Protein-coding gene in humans

B-cell lymphoma 3-encoded protein is a protein that in humans is encoded by the BCL3 gene.

This gene is a proto-oncogene candidate. It is identified by its translocation into the immunoglobulin alpha-locus in some cases of B-cell leukemia. The protein encoded by this gene contains seven ankyrin repeats, which are most closely related to those found in I kappa B proteins. This protein functions as a transcriptional coactivator that activates through its association with NF-kappa B homodimers. The expression of this gene can be induced by NF-kappa B, which forms a part of the autoregulatory loop that controls the nuclear residence of p50 NF-kappa B.

Like BCL2, BCL5, BCL6, BCL7A, BCL9, and BCL10, it has clinical significance in lymphoma.

== Interactions ==

BCL3 has been shown to interact with:

- BARD1,
- C-Fos,
- C-jun,
- C22orf25,
- COPS5,
- EP300,
- HTATIP,
- NFKB1,
- NFKB2,
- PIR, and
- NR2B1.

== Clinical significance ==
Genetic variations in BCL3 gene have been associated with late-onset Alzheimer's disease (LOAD) and chronic lymphocytic leukemia. β-amyloid accumulation in neurons of Alzheimer's patients results in activation of NF-κB, which induces BCL3 expression. Increased expression of BCL3 has been observed in the brains of patients with LOAD.

The role of Bcl3 in solid tumors was established through the ability of Bcl3 to promote metastasis without affecting primary tumor growth or normal mammary function, within models of ErbB2-positive breast cancer. Further research has uncovered the role of Bcl3 in promoting progression of other solid tumors. The role of Bcl3 in promoting tumor hallmarks has been most widely reported for advanced colorectal cancer; where Bcl3 expression is up-regulated in >30% of colorectal cancer cases and is associated with a poor prognosis. For example, in colorectal cancer models, elevated Bcl3 expression was found to activate AKT signalling, drive a cancer stem cell phenotype through enhancing β-catenin signalling, drive the COX-2 mediated response to inflammatory cytokines, and protect colorectal tumor cells against DNA damage. The role of Bcl3 in enabling multiple cancer hallmarks in colorectal carcinogenesis has been reviewed.

More recently other cancer cell signalling pathways have been shown to be modulated by Bcl3. These include Wnt/beta-catenin through direct protein interaction; Smad3, through an unknown mechanism of protein stabilisation and transcriptional regulation of Stat3. Other pathways influenced by Bcl3 activity include phosphorylation of AKT through an unknown mechanism.

== Role in cancer therapy ==
Bcl3 also influences responses of cancer cells to treatment. Bcl3 promotes resistance to alkylating chemotherapy in gliomas, DNA damaging agents in colorectal cancer, and regulates the cancer immune checkpoint control gene PD-L1 in ovarian cancer cells.

The first discovery of a small molecule anti-metastatic Bcl3 inhibitor was reported utilising a virtual drug design and screening approach, targeting the protein-protein interaction between Bcl3 and partner protein p50. The virtual screening hit compound showed potent intracellular Bcl3-inhibitory activity, and led to reductions in NF-κB signalling, tumor colony formation and cancer cell migration within in vitro cellular models of breast cancer. In vivo inhibition of tumor growth and anti-metastatic activity was observed in invasive breast cancer models, without overt systemic toxicity.

== Development ==

TNA Therapeutics, is the only company engaged in developing a BCL3 inhibitor. TNAT-101, is an orally bioavailable, small molecule inhibitor of the novel target BCL3. BCL3 is a transcriptional regulator of multiple pathways critical for cancer initiation, maintenance and progression. It plays an important role in tumor growth, cell death, migration, metastasis and cancer stem cell viability.

Stored entries:
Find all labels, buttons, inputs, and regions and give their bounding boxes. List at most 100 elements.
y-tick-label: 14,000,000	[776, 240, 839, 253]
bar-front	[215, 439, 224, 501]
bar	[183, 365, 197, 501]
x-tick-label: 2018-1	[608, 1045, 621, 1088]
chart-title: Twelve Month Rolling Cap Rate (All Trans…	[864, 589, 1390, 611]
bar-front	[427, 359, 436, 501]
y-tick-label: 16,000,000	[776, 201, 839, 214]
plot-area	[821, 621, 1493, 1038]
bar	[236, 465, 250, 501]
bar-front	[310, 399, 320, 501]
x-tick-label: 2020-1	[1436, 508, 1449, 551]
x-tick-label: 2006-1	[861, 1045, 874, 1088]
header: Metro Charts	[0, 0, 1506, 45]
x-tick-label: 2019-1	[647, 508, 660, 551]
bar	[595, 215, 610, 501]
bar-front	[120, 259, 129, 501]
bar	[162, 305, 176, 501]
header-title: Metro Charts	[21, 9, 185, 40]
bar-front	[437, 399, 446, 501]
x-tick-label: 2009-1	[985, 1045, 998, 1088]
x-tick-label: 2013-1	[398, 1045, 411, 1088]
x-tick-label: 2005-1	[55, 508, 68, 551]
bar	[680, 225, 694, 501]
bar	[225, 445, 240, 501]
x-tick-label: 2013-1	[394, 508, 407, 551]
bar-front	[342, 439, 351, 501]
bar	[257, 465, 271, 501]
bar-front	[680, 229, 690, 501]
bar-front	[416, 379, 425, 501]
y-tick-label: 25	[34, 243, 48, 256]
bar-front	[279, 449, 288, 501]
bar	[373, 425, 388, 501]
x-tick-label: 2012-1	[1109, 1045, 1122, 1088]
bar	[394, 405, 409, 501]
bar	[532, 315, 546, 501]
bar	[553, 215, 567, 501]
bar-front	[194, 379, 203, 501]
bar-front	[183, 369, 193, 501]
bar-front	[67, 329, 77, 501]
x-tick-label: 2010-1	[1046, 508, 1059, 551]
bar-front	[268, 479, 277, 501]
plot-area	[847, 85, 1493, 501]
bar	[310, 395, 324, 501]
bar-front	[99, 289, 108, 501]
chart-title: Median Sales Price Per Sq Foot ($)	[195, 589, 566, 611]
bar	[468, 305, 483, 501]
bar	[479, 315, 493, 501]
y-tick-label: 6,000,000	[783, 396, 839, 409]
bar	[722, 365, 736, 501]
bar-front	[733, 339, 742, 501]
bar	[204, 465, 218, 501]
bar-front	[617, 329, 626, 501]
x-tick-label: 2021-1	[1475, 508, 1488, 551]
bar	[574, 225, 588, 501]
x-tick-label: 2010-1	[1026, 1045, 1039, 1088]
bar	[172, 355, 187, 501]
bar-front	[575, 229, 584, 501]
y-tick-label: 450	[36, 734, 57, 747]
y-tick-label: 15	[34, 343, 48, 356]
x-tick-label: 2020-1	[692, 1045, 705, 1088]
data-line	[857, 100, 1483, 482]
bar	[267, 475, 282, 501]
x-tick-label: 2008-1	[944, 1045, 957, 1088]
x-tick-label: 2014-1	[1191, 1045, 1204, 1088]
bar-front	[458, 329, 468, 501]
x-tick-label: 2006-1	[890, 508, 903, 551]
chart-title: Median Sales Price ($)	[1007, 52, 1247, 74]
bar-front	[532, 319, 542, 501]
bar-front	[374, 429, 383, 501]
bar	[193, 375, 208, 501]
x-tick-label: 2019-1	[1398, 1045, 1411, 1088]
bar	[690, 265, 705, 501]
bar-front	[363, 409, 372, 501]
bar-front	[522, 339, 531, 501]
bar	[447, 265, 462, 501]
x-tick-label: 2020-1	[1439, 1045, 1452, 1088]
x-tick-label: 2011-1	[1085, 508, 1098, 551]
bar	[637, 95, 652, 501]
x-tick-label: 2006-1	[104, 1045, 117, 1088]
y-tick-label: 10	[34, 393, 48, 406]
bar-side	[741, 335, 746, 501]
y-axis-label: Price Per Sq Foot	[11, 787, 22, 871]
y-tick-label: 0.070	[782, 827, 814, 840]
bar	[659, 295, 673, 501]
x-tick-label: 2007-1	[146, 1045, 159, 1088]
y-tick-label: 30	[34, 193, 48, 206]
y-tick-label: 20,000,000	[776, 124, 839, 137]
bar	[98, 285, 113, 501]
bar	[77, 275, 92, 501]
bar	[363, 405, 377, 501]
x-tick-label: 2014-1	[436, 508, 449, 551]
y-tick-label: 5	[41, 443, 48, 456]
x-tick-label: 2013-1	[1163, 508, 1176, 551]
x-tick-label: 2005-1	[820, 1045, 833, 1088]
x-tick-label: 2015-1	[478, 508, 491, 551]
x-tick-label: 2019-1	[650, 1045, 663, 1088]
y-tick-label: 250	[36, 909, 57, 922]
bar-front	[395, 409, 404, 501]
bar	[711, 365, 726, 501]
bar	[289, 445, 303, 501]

- Questions:
1. Reproduce word for word the part of the BCL3 gene text that begins at the words "More recently other" and stops after the words "ovarian cancer cells.".
2. Answer these questions from the BCL3 gene text:
(a) How many ankyrin repeats does the protein encoded by this gene contain?
(b) In what share of colorectal cancer cases is Bcl3 expression up-regulated?
(c) Which company is the only one developing a BCL3 inhibitor?

- Task-by-task solutions:
1.
More recently other cancer cell signalling pathways have been shown to be modulated by Bcl3. These include Wnt/beta-catenin through direct protein interaction; Smad3, through an unknown mechanism of protein stabilisation and transcriptional regulation of Stat3. Other pathways influenced by Bcl3 activity include phosphorylation of AKT through an unknown mechanism.

== Role in cancer therapy ==
Bcl3 also influences responses of cancer cells to treatment. Bcl3 promotes resistance to alkylating chemotherapy in gliomas, DNA damaging agents in colorectal cancer, and regulates the cancer immune checkpoint control gene PD-L1 in ovarian cancer cells.

2.
(a) Seven.
(b) More than 30%.
(c) TNA Therapeutics.